(Extracted records)
_ _ _

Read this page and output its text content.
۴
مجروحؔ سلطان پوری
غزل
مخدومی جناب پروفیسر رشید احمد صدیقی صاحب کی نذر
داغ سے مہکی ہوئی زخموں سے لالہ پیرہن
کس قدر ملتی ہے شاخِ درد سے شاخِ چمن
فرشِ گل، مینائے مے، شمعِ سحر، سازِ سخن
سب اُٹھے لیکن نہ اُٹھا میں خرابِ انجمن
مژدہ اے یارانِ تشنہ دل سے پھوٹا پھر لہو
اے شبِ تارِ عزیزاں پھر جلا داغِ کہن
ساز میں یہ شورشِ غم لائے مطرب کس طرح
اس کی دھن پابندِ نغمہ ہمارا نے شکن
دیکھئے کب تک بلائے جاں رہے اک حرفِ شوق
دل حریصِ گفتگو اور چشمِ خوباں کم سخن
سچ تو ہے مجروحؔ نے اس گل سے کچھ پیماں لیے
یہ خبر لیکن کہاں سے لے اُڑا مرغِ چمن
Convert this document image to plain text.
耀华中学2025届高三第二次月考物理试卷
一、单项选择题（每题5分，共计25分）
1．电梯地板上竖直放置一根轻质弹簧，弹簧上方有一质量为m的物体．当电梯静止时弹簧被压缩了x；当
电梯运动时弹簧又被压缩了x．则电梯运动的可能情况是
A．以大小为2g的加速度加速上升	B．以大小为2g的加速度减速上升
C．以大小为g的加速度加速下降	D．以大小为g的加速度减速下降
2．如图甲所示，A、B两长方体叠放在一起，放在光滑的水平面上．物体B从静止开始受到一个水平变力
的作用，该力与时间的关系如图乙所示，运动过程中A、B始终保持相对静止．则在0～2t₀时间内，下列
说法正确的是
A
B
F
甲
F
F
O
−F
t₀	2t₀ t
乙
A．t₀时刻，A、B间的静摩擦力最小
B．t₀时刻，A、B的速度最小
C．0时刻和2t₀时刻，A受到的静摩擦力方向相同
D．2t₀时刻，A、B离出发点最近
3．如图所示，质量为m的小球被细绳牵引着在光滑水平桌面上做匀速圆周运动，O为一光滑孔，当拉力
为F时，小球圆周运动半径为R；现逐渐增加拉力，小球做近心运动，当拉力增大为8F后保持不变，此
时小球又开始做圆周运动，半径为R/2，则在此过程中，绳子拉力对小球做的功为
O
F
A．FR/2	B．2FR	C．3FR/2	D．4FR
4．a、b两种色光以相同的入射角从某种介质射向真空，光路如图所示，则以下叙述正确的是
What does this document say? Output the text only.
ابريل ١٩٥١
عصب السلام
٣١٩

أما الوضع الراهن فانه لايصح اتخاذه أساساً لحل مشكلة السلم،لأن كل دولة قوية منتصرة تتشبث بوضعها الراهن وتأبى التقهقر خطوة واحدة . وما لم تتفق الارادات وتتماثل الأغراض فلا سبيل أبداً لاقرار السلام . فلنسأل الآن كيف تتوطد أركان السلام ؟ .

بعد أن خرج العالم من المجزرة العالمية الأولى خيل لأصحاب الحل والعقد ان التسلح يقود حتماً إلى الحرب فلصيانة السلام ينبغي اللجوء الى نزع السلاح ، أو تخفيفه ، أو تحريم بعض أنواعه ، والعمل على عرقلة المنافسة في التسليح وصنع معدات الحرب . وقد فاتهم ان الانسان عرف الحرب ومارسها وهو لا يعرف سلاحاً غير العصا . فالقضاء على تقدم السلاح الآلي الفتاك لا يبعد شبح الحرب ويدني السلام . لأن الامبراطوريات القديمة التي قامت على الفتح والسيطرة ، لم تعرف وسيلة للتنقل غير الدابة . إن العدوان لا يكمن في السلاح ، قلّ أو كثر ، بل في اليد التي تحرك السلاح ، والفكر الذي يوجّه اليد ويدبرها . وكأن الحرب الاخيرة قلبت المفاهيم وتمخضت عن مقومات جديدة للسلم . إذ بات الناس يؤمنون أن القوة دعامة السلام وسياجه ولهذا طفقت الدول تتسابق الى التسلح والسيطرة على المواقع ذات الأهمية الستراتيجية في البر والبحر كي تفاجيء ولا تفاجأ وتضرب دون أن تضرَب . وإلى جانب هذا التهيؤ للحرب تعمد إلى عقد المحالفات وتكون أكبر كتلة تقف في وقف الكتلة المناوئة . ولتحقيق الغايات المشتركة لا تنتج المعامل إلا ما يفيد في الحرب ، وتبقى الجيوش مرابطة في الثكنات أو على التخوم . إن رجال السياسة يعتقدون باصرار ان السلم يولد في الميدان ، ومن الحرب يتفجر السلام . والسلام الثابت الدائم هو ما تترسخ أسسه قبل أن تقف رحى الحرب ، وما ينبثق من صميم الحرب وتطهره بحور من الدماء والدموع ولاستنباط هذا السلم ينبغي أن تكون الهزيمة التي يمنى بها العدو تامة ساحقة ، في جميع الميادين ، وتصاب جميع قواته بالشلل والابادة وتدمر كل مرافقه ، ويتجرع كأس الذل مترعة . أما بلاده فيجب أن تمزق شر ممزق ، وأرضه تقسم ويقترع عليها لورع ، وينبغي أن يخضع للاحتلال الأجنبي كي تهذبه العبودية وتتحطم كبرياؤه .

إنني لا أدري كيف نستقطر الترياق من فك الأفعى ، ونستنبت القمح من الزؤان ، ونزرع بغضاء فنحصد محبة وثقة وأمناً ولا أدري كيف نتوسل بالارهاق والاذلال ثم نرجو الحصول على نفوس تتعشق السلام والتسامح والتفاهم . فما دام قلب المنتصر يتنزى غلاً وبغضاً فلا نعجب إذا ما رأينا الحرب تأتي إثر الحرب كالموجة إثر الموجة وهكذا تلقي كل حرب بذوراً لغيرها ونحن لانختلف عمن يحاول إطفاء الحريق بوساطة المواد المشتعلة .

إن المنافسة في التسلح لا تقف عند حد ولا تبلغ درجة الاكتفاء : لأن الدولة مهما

_ _ _

# [Exercise requirements]
Copy out the full material exactly as it appears.

# [Complete answer]
Read this page and output its text content.
۴
مجروحؔ سلطان پوری
غزل
مخدومی جناب پروفیسر رشید احمد صدیقی صاحب کی نذر
داغ سے مہکی ہوئی زخموں سے لالہ پیرہن
کس قدر ملتی ہے شاخِ درد سے شاخِ چمن
فرشِ گل، مینائے مے، شمعِ سحر، سازِ سخن
سب اُٹھے لیکن نہ اُٹھا میں خرابِ انجمن
مژدہ اے یارانِ تشنہ دل سے پھوٹا پھر لہو
اے شبِ تارِ عزیزاں پھر جلا داغِ کہن
ساز میں یہ شورشِ غم لائے مطرب کس طرح
اس کی دھن پابندِ نغمہ ہمارا نے شکن
دیکھئے کب تک بلائے جاں رہے اک حرفِ شوق
دل حریصِ گفتگو اور چشمِ خوباں کم سخن
سچ تو ہے مجروحؔ نے اس گل سے کچھ پیماں لیے
یہ خبر لیکن کہاں سے لے اُڑا مرغِ چمن
Convert this document image to plain text.
耀华中学2025届高三第二次月考物理试卷
一、单项选择题（每题5分，共计25分）
1．电梯地板上竖直放置一根轻质弹簧，弹簧上方有一质量为m的物体．当电梯静止时弹簧被压缩了x；当
电梯运动时弹簧又被压缩了x．则电梯运动的可能情况是
A．以大小为2g的加速度加速上升	B．以大小为2g的加速度减速上升
C．以大小为g的加速度加速下降	D．以大小为g的加速度减速下降
2．如图甲所示，A、B两长方体叠放在一起，放在光滑的水平面上．物体B从静止开始受到一个水平变力
的作用，该力与时间的关系如图乙所示，运动过程中A、B始终保持相对静止．则在0～2t₀时间内，下列
说法正确的是
A
B
F
甲
F
F
O
−F
t₀	2t₀ t
乙
A．t₀时刻，A、B间的静摩擦力最小
B．t₀时刻，A、B的速度最小
C．0时刻和2t₀时刻，A受到的静摩擦力方向相同
D．2t₀时刻，A、B离出发点最近
3．如图所示，质量为m的小球被细绳牵引着在光滑水平桌面上做匀速圆周运动，O为一光滑孔，当拉力
为F时，小球圆周运动半径为R；现逐渐增加拉力，小球做近心运动，当拉力增大为8F后保持不变，此
时小球又开始做圆周运动，半径为R/2，则在此过程中，绳子拉力对小球做的功为
O
F
A．FR/2	B．2FR	C．3FR/2	D．4FR
4．a、b两种色光以相同的入射角从某种介质射向真空，光路如图所示，则以下叙述正确的是
What does this document say? Output the text only.
ابريل ١٩٥١
عصب السلام
٣١٩

أما الوضع الراهن فانه لايصح اتخاذه أساساً لحل مشكلة السلم،لأن كل دولة قوية منتصرة تتشبث بوضعها الراهن وتأبى التقهقر خطوة واحدة . وما لم تتفق الارادات وتتماثل الأغراض فلا سبيل أبداً لاقرار السلام . فلنسأل الآن كيف تتوطد أركان السلام ؟ .

بعد أن خرج العالم من المجزرة العالمية الأولى خيل لأصحاب الحل والعقد ان التسلح يقود حتماً إلى الحرب فلصيانة السلام ينبغي اللجوء الى نزع السلاح ، أو تخفيفه ، أو تحريم بعض أنواعه ، والعمل على عرقلة المنافسة في التسليح وصنع معدات الحرب . وقد فاتهم ان الانسان عرف الحرب ومارسها وهو لا يعرف سلاحاً غير العصا . فالقضاء على تقدم السلاح الآلي الفتاك لا يبعد شبح الحرب ويدني السلام . لأن الامبراطوريات القديمة التي قامت على الفتح والسيطرة ، لم تعرف وسيلة للتنقل غير الدابة . إن العدوان لا يكمن في السلاح ، قلّ أو كثر ، بل في اليد التي تحرك السلاح ، والفكر الذي يوجّه اليد ويدبرها . وكأن الحرب الاخيرة قلبت المفاهيم وتمخضت عن مقومات جديدة للسلم . إذ بات الناس يؤمنون أن القوة دعامة السلام وسياجه ولهذا طفقت الدول تتسابق الى التسلح والسيطرة على المواقع ذات الأهمية الستراتيجية في البر والبحر كي تفاجيء ولا تفاجأ وتضرب دون أن تضرَب . وإلى جانب هذا التهيؤ للحرب تعمد إلى عقد المحالفات وتكون أكبر كتلة تقف في وقف الكتلة المناوئة . ولتحقيق الغايات المشتركة لا تنتج المعامل إلا ما يفيد في الحرب ، وتبقى الجيوش مرابطة في الثكنات أو على التخوم . إن رجال السياسة يعتقدون باصرار ان السلم يولد في الميدان ، ومن الحرب يتفجر السلام . والسلام الثابت الدائم هو ما تترسخ أسسه قبل أن تقف رحى الحرب ، وما ينبثق من صميم الحرب وتطهره بحور من الدماء والدموع ولاستنباط هذا السلم ينبغي أن تكون الهزيمة التي يمنى بها العدو تامة ساحقة ، في جميع الميادين ، وتصاب جميع قواته بالشلل والابادة وتدمر كل مرافقه ، ويتجرع كأس الذل مترعة . أما بلاده فيجب أن تمزق شر ممزق ، وأرضه تقسم ويقترع عليها لورع ، وينبغي أن يخضع للاحتلال الأجنبي كي تهذبه العبودية وتتحطم كبرياؤه .

إنني لا أدري كيف نستقطر الترياق من فك الأفعى ، ونستنبت القمح من الزؤان ، ونزرع بغضاء فنحصد محبة وثقة وأمناً ولا أدري كيف نتوسل بالارهاق والاذلال ثم نرجو الحصول على نفوس تتعشق السلام والتسامح والتفاهم . فما دام قلب المنتصر يتنزى غلاً وبغضاً فلا نعجب إذا ما رأينا الحرب تأتي إثر الحرب كالموجة إثر الموجة وهكذا تلقي كل حرب بذوراً لغيرها ونحن لانختلف عمن يحاول إطفاء الحريق بوساطة المواد المشتعلة .

إن المنافسة في التسلح لا تقف عند حد ولا تبلغ درجة الاكتفاء : لأن الدولة مهما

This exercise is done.